___ DATA ENTRIES

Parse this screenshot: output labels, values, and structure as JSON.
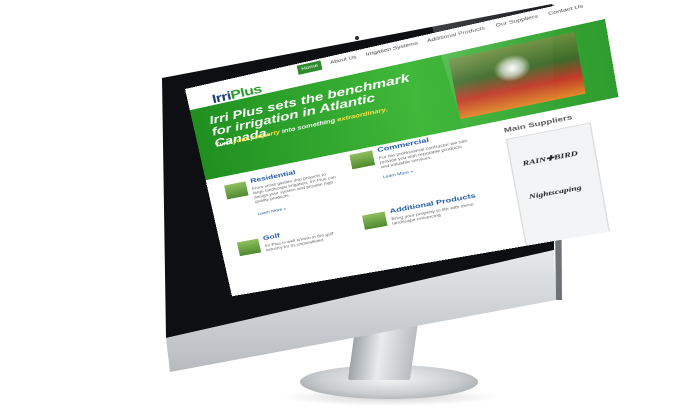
{
  "site": {
    "logo_part1": "Irri",
    "logo_part2": "Plus",
    "nav": [
      "Home",
      "About Us",
      "Irrigation Systems",
      "Additional Products",
      "Our Suppliers",
      "Contact Us"
    ],
    "banner": {
      "headline": "Irri Plus sets the benchmark for irrigation in Atlantic Canada.",
      "tagline_prefix": "Turn ",
      "tagline_hl1": "your property",
      "tagline_mid": " into something ",
      "tagline_hl2": "extraordinary."
    },
    "cards": [
      {
        "title": "Residential",
        "text": "From small garden drip projects to large landscape irrigation, Irri Plus can design your system and provide high quality products.",
        "link": "Learn More »"
      },
      {
        "title": "Commercial",
        "text": "For the professional contractor we can provide you with reputable products and valuable services.",
        "link": "Learn More »"
      },
      {
        "title": "Golf",
        "text": "Irri Plus is well known in the golf industry for its unparalleled",
        "link": ""
      },
      {
        "title": "Additional Products",
        "text": "Bring your property to life with these landscape enhancing",
        "link": ""
      }
    ],
    "suppliers": {
      "title": "Main Suppliers",
      "logos": [
        "RAIN✚BIRD",
        "Nightscaping"
      ]
    }
  },
  "colors": {
    "banner_green": "#2f9c2f",
    "link_blue": "#1e5aa6",
    "accent_yellow": "#ffe14a"
  }
}
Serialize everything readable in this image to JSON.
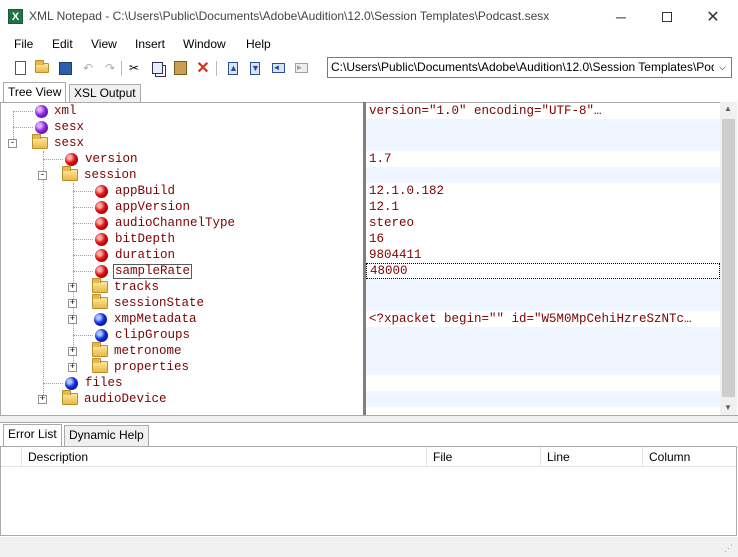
{
  "window": {
    "title": "XML Notepad - C:\\Users\\Public\\Documents\\Adobe\\Audition\\12.0\\Session Templates\\Podcast.sesx",
    "icon_letter": "X"
  },
  "menu": [
    "File",
    "Edit",
    "View",
    "Insert",
    "Window",
    "Help"
  ],
  "toolbar": {
    "path": "C:\\Users\\Public\\Documents\\Adobe\\Audition\\12.0\\Session Templates\\Podcast.sesx"
  },
  "tabs": {
    "tree_view": "Tree View",
    "xsl_output": "XSL Output"
  },
  "tree": [
    {
      "name": "xml",
      "kind": "pi",
      "value": "version=\"1.0\" encoding=\"UTF-8\"…"
    },
    {
      "name": "sesx",
      "kind": "pi",
      "value": ""
    },
    {
      "name": "sesx",
      "kind": "folder",
      "value": ""
    },
    {
      "name": "version",
      "kind": "attr",
      "value": "1.7"
    },
    {
      "name": "session",
      "kind": "folder",
      "value": ""
    },
    {
      "name": "appBuild",
      "kind": "attr",
      "value": "12.1.0.182"
    },
    {
      "name": "appVersion",
      "kind": "attr",
      "value": "12.1"
    },
    {
      "name": "audioChannelType",
      "kind": "attr",
      "value": "stereo"
    },
    {
      "name": "bitDepth",
      "kind": "attr",
      "value": "16"
    },
    {
      "name": "duration",
      "kind": "attr",
      "value": "9804411"
    },
    {
      "name": "sampleRate",
      "kind": "attr",
      "value": "48000"
    },
    {
      "name": "tracks",
      "kind": "folder",
      "value": ""
    },
    {
      "name": "sessionState",
      "kind": "folder",
      "value": ""
    },
    {
      "name": "xmpMetadata",
      "kind": "leaf",
      "value": "<?xpacket begin=\"\" id=\"W5M0MpCehiHzreSzNTc…"
    },
    {
      "name": "clipGroups",
      "kind": "leaf",
      "value": ""
    },
    {
      "name": "metronome",
      "kind": "folder",
      "value": ""
    },
    {
      "name": "properties",
      "kind": "folder",
      "value": ""
    },
    {
      "name": "files",
      "kind": "leaf",
      "value": ""
    },
    {
      "name": "audioDevice",
      "kind": "folder",
      "value": ""
    }
  ],
  "bottom_tabs": {
    "error_list": "Error List",
    "dynamic_help": "Dynamic Help"
  },
  "error_columns": [
    "Description",
    "File",
    "Line",
    "Column"
  ]
}
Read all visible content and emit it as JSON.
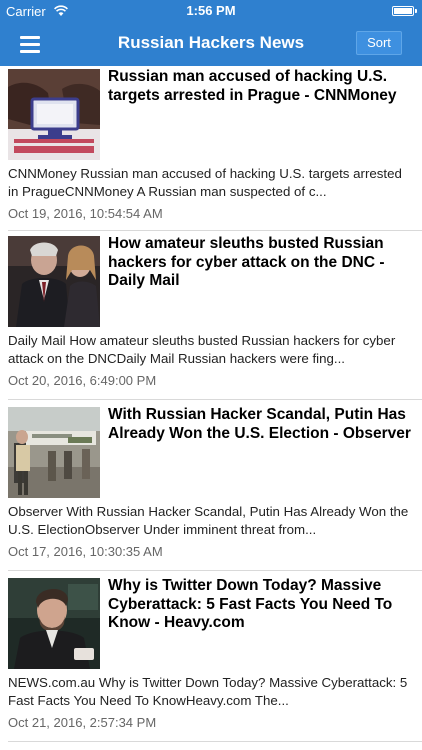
{
  "status_bar": {
    "carrier": "Carrier",
    "time": "1:56 PM",
    "battery_level": 1.0
  },
  "nav": {
    "title": "Russian Hackers News",
    "sort_label": "Sort",
    "menu_icon": "hamburger-menu-icon",
    "bar_color": "#2f80cf"
  },
  "articles": [
    {
      "headline": "Russian man accused of hacking U.S. targets arrested in Prague - CNNMoney",
      "snippet": "CNNMoney    Russian man accused of hacking U.S. targets arrested in PragueCNNMoney  A Russian man suspected of c...",
      "date": "Oct 19, 2016, 10:54:54 AM"
    },
    {
      "headline": "How amateur sleuths busted Russian hackers for cyber attack on the DNC - Daily Mail",
      "snippet": "Daily Mail    How amateur sleuths busted Russian hackers for cyber attack on the DNCDaily Mail  Russian hackers were fing...",
      "date": "Oct 20, 2016, 6:49:00 PM"
    },
    {
      "headline": "With Russian Hacker Scandal, Putin Has Already Won the U.S. Election - Observer",
      "snippet": "Observer    With Russian Hacker Scandal, Putin Has Already Won the U.S. ElectionObserver  Under imminent threat from...",
      "date": "Oct 17, 2016, 10:30:35 AM"
    },
    {
      "headline": "Why is Twitter Down Today? Massive Cyberattack: 5 Fast Facts You Need To Know - Heavy.com",
      "snippet": "NEWS.com.au    Why is Twitter Down Today? Massive Cyberattack: 5 Fast Facts You Need To KnowHeavy.com  The...",
      "date": "Oct 21, 2016, 2:57:34 PM"
    }
  ]
}
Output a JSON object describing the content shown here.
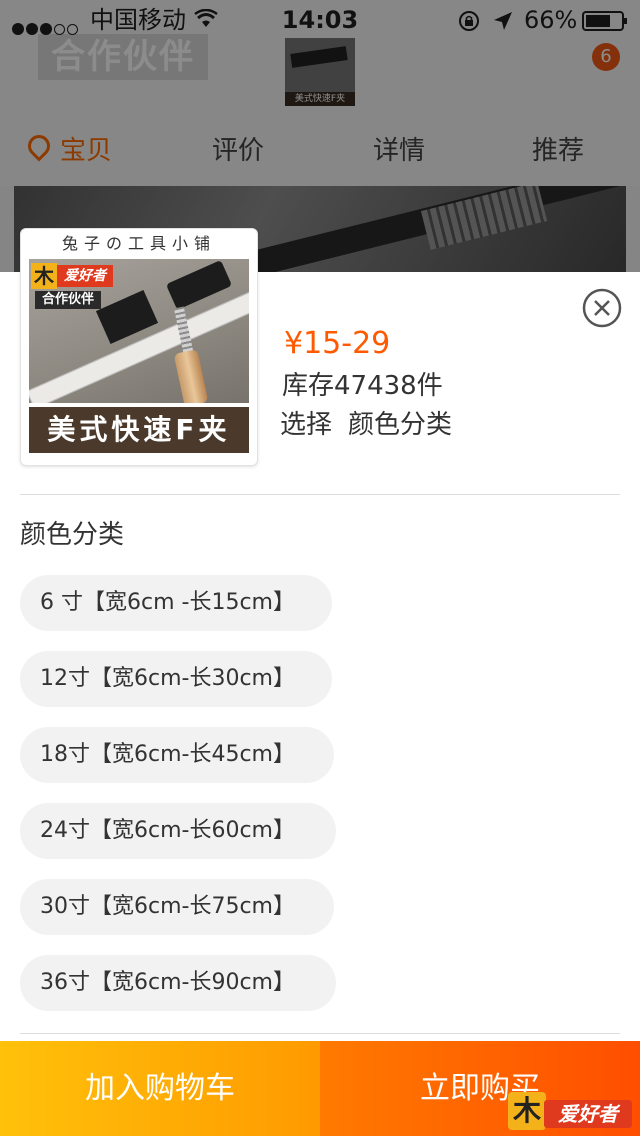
{
  "status_bar": {
    "carrier": "中国移动",
    "time": "14:03",
    "battery": "66%"
  },
  "background_page": {
    "partner_text": "合作伙伴",
    "thumb_label": "美式快速F夹",
    "badge": "6",
    "tabs": [
      "宝贝",
      "评价",
      "详情",
      "推荐"
    ]
  },
  "product": {
    "shop_name": "兔子の工具小铺",
    "logo_text": "爱好者",
    "logo_char": "木",
    "partner_text": "合作伙伴",
    "caption": "美式快速F夹",
    "price": "¥15-29",
    "stock": "库存47438件",
    "select_label": "选择",
    "select_value": "颜色分类"
  },
  "sku": {
    "section_title": "颜色分类",
    "options": [
      "6 寸【宽6cm -长15cm】",
      "12寸【宽6cm-长30cm】",
      "18寸【宽6cm-长45cm】",
      "24寸【宽6cm-长60cm】",
      "30寸【宽6cm-长75cm】",
      "36寸【宽6cm-长90cm】"
    ]
  },
  "actions": {
    "add_to_cart": "加入购物车",
    "buy_now": "立即购买"
  },
  "watermark": {
    "char": "木",
    "text": "爱好者"
  },
  "colors": {
    "accent": "#ff5a00",
    "cart_button": "#ffa400",
    "buy_button": "#ff5e00",
    "option_bg": "#f2f2f2"
  }
}
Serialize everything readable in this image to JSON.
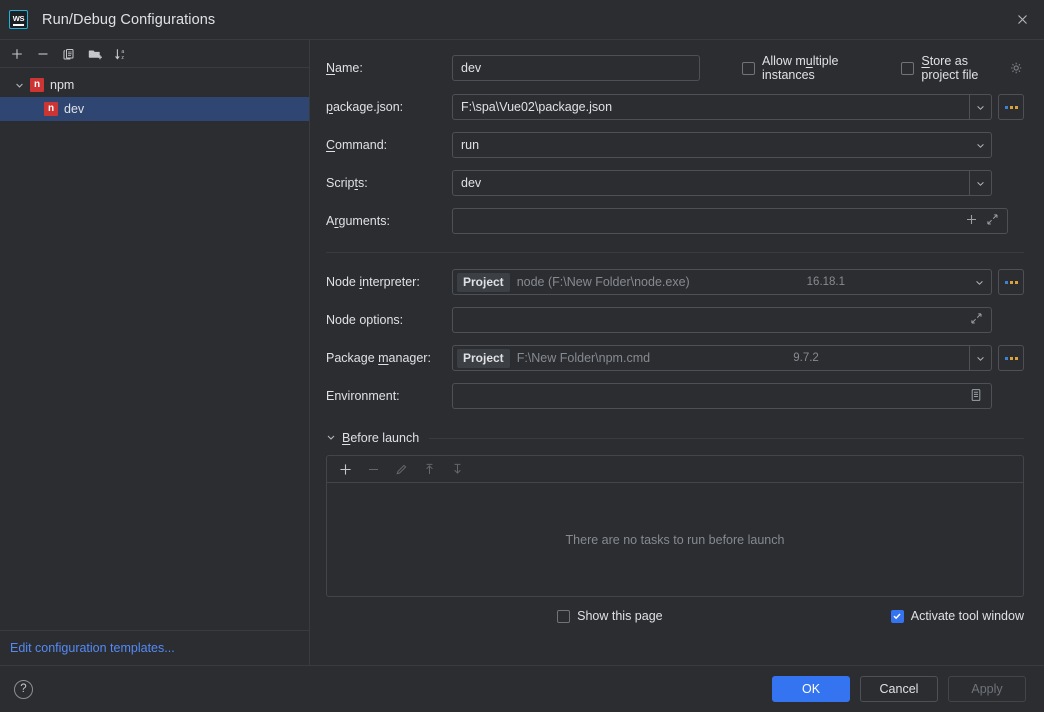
{
  "window": {
    "title": "Run/Debug Configurations",
    "app_icon": "webstorm-logo",
    "close_icon": "close-icon"
  },
  "sidebar": {
    "toolbar": [
      {
        "name": "add-configuration-button",
        "icon": "plus-icon"
      },
      {
        "name": "remove-configuration-button",
        "icon": "minus-icon"
      },
      {
        "name": "copy-configuration-button",
        "icon": "copy-icon"
      },
      {
        "name": "new-folder-button",
        "icon": "folder-add-icon"
      },
      {
        "name": "sort-configurations-button",
        "icon": "sort-alphabetically-icon"
      }
    ],
    "tree": [
      {
        "label": "npm",
        "icon": "npm-icon",
        "type": "group",
        "expanded": true,
        "selected": false
      },
      {
        "label": "dev",
        "icon": "npm-icon",
        "type": "item",
        "expanded": false,
        "selected": true
      }
    ],
    "edit_templates_link": "Edit configuration templates..."
  },
  "form": {
    "name": {
      "label": "Name:",
      "mnemonic": "N",
      "value": "dev"
    },
    "allow_multiple_instances": {
      "label": "Allow multiple instances",
      "checked": false
    },
    "store_as_project_file": {
      "label": "Store as project file",
      "checked": false,
      "gear_icon": "gear-icon"
    },
    "package_json": {
      "label": "package.json:",
      "value": "F:\\spa\\Vue02\\package.json",
      "browse_icon": "ellipsis-icon"
    },
    "command": {
      "label": "Command:",
      "value": "run"
    },
    "scripts": {
      "label": "Scripts:",
      "value": "dev"
    },
    "arguments": {
      "label": "Arguments:",
      "value": "",
      "add_icon": "plus-icon",
      "expand_icon": "expand-icon"
    },
    "node_interpreter": {
      "label": "Node interpreter:",
      "tag": "Project",
      "value": "node (F:\\New Folder\\node.exe)",
      "version": "16.18.1",
      "browse_icon": "ellipsis-icon"
    },
    "node_options": {
      "label": "Node options:",
      "value": "",
      "expand_icon": "expand-icon"
    },
    "package_manager": {
      "label": "Package manager:",
      "tag": "Project",
      "value": "F:\\New Folder\\npm.cmd",
      "version": "9.7.2",
      "browse_icon": "ellipsis-icon"
    },
    "environment": {
      "label": "Environment:",
      "value": "",
      "edit_icon": "environment-variables-icon"
    }
  },
  "before_launch": {
    "title": "Before launch",
    "expanded": true,
    "toolbar": [
      {
        "name": "add-task-button",
        "icon": "plus-icon",
        "enabled": true
      },
      {
        "name": "remove-task-button",
        "icon": "minus-icon",
        "enabled": false
      },
      {
        "name": "edit-task-button",
        "icon": "pencil-icon",
        "enabled": false
      },
      {
        "name": "move-task-up-button",
        "icon": "arrow-up-icon",
        "enabled": false
      },
      {
        "name": "move-task-down-button",
        "icon": "arrow-down-icon",
        "enabled": false
      }
    ],
    "empty_text": "There are no tasks to run before launch",
    "show_this_page": {
      "label": "Show this page",
      "checked": false
    },
    "activate_tool_window": {
      "label": "Activate tool window",
      "checked": true
    }
  },
  "footer": {
    "help_icon": "help-icon",
    "ok": "OK",
    "cancel": "Cancel",
    "apply": "Apply",
    "apply_enabled": false
  },
  "colors": {
    "background": "#2b2d30",
    "accent": "#3574f0",
    "selection": "#2f4673",
    "link": "#548af7",
    "npm_red": "#cc3534",
    "logo_cyan": "#22b4d8",
    "border": "#4d5157",
    "muted_text": "#868a91"
  }
}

______

WHAT IS BEING ASKED
Search the lines for "sesx". Copy each line that has it.

FULL ANSWER
    "title": "XML Notepad - C:\\Users\\Public\\Documents\\Adobe\\Audition\\12.0\\Session Templates\\Podcast.sesx",
    "path": "C:\\Users\\Public\\Documents\\Adobe\\Audition\\12.0\\Session Templates\\Podcast.sesx"
      "name": "sesx",
      "name": "sesx",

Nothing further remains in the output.